## [Request]
Scan the listing and work out how many lines contain the word "KIO₃". Nothing but the number should be given.

## [Given data]
══════

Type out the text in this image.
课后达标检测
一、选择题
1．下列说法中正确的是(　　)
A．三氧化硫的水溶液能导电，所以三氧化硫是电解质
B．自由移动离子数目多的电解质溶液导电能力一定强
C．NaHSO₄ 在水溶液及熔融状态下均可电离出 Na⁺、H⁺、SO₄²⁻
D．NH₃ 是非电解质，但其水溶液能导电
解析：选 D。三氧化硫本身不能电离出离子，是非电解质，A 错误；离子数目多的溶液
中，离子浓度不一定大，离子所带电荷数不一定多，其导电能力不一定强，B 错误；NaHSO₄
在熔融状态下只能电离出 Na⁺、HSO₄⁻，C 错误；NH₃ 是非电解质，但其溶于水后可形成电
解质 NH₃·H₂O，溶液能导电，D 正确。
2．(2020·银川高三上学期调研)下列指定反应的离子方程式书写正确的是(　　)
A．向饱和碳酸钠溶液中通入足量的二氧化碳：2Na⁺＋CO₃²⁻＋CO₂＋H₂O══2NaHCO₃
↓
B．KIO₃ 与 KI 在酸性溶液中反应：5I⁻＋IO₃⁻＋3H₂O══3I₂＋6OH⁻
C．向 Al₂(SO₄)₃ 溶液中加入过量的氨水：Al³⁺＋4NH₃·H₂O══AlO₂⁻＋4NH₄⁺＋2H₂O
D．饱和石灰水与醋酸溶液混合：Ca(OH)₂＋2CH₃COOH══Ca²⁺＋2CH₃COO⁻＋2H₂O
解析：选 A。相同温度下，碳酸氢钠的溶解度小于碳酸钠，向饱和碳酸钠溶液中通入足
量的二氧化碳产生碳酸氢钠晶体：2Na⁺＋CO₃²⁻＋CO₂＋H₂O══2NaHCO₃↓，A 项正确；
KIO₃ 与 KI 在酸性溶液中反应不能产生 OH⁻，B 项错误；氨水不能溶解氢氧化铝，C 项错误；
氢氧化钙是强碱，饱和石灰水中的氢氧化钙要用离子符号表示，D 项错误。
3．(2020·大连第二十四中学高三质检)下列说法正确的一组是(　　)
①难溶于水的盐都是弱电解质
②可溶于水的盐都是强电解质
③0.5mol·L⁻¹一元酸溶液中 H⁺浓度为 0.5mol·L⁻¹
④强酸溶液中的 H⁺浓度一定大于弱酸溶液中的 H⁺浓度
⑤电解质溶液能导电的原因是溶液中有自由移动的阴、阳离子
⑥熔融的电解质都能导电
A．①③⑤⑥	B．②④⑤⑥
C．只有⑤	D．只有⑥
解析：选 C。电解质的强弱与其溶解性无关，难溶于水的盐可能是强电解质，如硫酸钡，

══════

## [Task solution]
2